STATED EXERCISE :: Take every line that has the string "estratto" and copy it out.

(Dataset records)
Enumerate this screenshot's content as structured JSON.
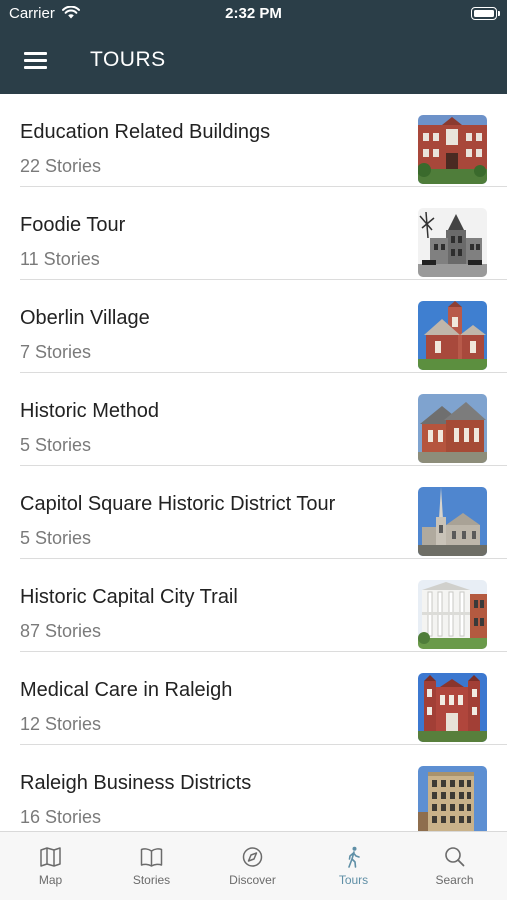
{
  "status_bar": {
    "carrier": "Carrier",
    "time": "2:32 PM"
  },
  "header": {
    "title": "TOURS"
  },
  "tours": [
    {
      "title": "Education Related Buildings",
      "stories": "22 Stories"
    },
    {
      "title": "Foodie Tour",
      "stories": "11 Stories"
    },
    {
      "title": "Oberlin Village",
      "stories": "7 Stories"
    },
    {
      "title": "Historic Method",
      "stories": "5 Stories"
    },
    {
      "title": "Capitol Square Historic District Tour",
      "stories": "5 Stories"
    },
    {
      "title": "Historic Capital City Trail",
      "stories": "87 Stories"
    },
    {
      "title": "Medical Care in Raleigh",
      "stories": "12 Stories"
    },
    {
      "title": "Raleigh Business Districts",
      "stories": "16 Stories"
    }
  ],
  "tab_bar": {
    "active": "Tours",
    "active_color": "#5f8fa6",
    "items": [
      {
        "label": "Map",
        "icon": "map-icon"
      },
      {
        "label": "Stories",
        "icon": "book-icon"
      },
      {
        "label": "Discover",
        "icon": "compass-icon"
      },
      {
        "label": "Tours",
        "icon": "walker-icon"
      },
      {
        "label": "Search",
        "icon": "search-icon"
      }
    ]
  },
  "colors": {
    "header_bg": "#2b3e48"
  }
}
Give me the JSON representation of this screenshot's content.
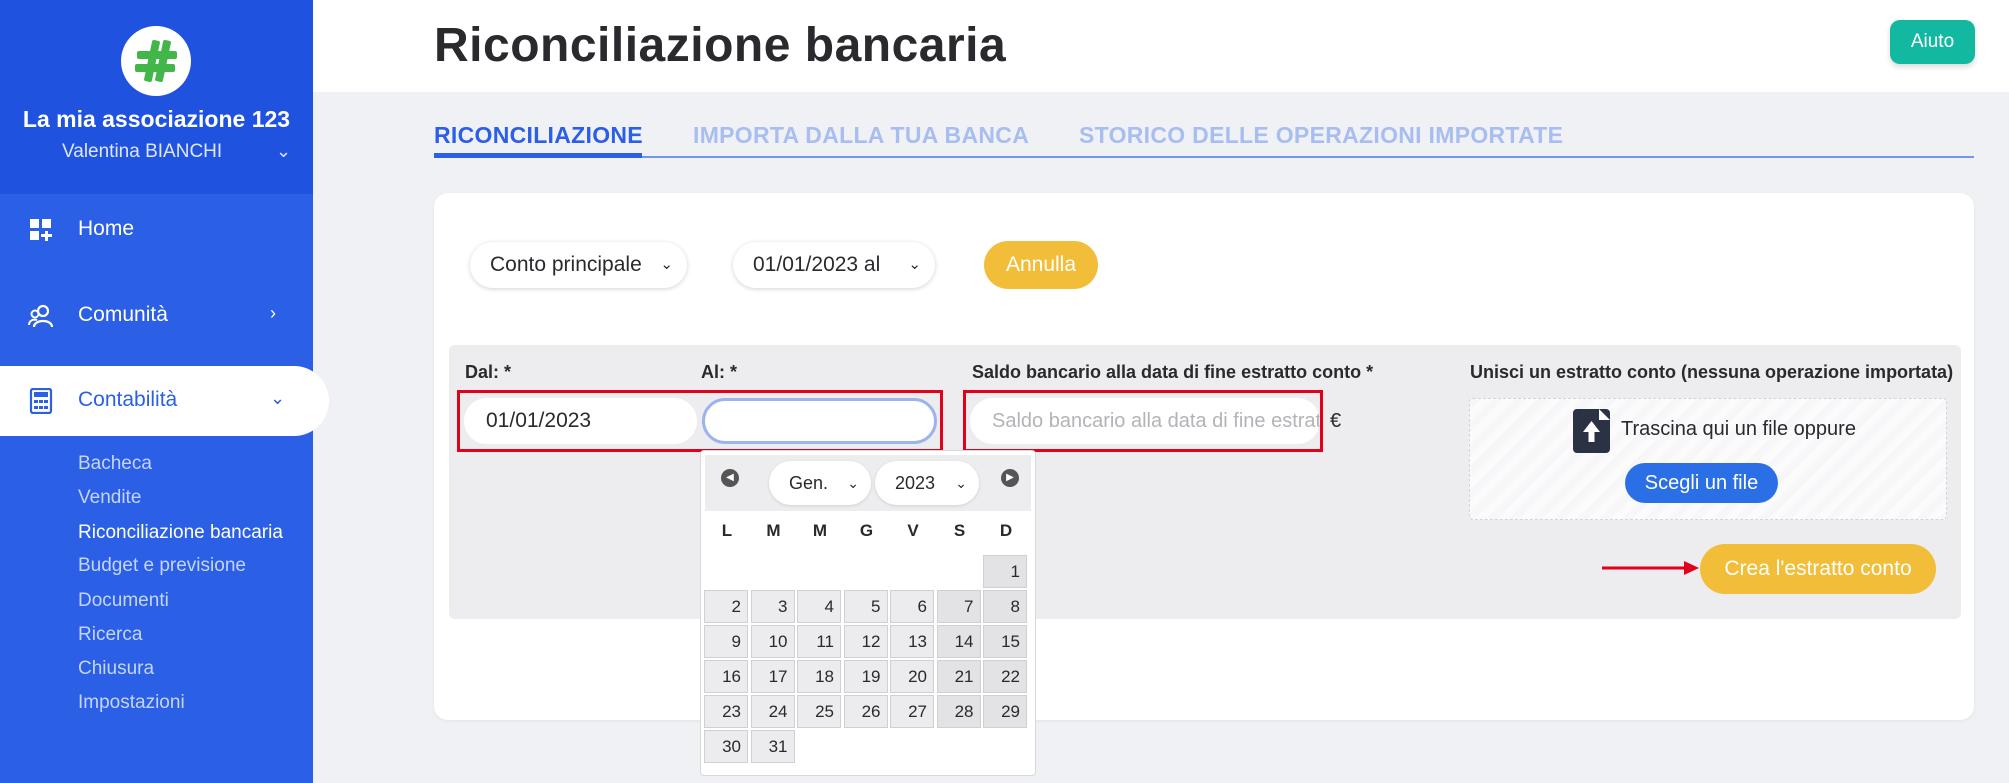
{
  "sidebar": {
    "org_name": "La mia associazione 123",
    "user_name": "Valentina BIANCHI",
    "nav": [
      {
        "label": "Home",
        "icon": "dashboard-icon"
      },
      {
        "label": "Comunità",
        "icon": "users-icon"
      },
      {
        "label": "Contabilità",
        "icon": "calculator-icon"
      }
    ],
    "subnav": [
      "Bacheca",
      "Vendite",
      "Riconciliazione bancaria",
      "Budget e previsione",
      "Documenti",
      "Ricerca",
      "Chiusura",
      "Impostazioni"
    ],
    "current_subnav": "Riconciliazione bancaria"
  },
  "header": {
    "title": "Riconciliazione bancaria",
    "help_label": "Aiuto"
  },
  "tabs": [
    "RICONCILIAZIONE",
    "IMPORTA DALLA TUA BANCA",
    "STORICO DELLE OPERAZIONI IMPORTATE"
  ],
  "filters": {
    "account": "Conto principale",
    "period": "01/01/2023 al",
    "cancel_label": "Annulla"
  },
  "form": {
    "from_label": "Dal: *",
    "from_value": "01/01/2023",
    "to_label": "Al: *",
    "to_value": "",
    "balance_label": "Saldo bancario alla data di fine estratto conto *",
    "balance_placeholder": "Saldo bancario alla data di fine estratto conto",
    "currency": "€",
    "merge_label": "Unisci un estratto conto (nessuna operazione importata)",
    "drop_text": "Trascina qui un file oppure",
    "choose_file_label": "Scegli un file",
    "create_label": "Crea l'estratto conto"
  },
  "calendar": {
    "month": "Gen.",
    "year": "2023",
    "weekdays": [
      "L",
      "M",
      "M",
      "G",
      "V",
      "S",
      "D"
    ],
    "days": [
      "1",
      "2",
      "3",
      "4",
      "5",
      "6",
      "7",
      "8",
      "9",
      "10",
      "11",
      "12",
      "13",
      "14",
      "15",
      "16",
      "17",
      "18",
      "19",
      "20",
      "21",
      "22",
      "23",
      "24",
      "25",
      "26",
      "27",
      "28",
      "29",
      "30",
      "31"
    ]
  },
  "colors": {
    "brand_blue": "#2a5fe6",
    "accent_yellow": "#f2bd39",
    "help_teal": "#13b8a0",
    "highlight_red": "#e2001a"
  }
}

EXERCISE RESPONSE ::
    "balance_label": "Saldo bancario alla data di fine estratto conto *",
    "balance_placeholder": "Saldo bancario alla data di fine estratto conto",
    "merge_label": "Unisci un estratto conto (nessuna operazione importata)",
    "create_label": "Crea l'estratto conto"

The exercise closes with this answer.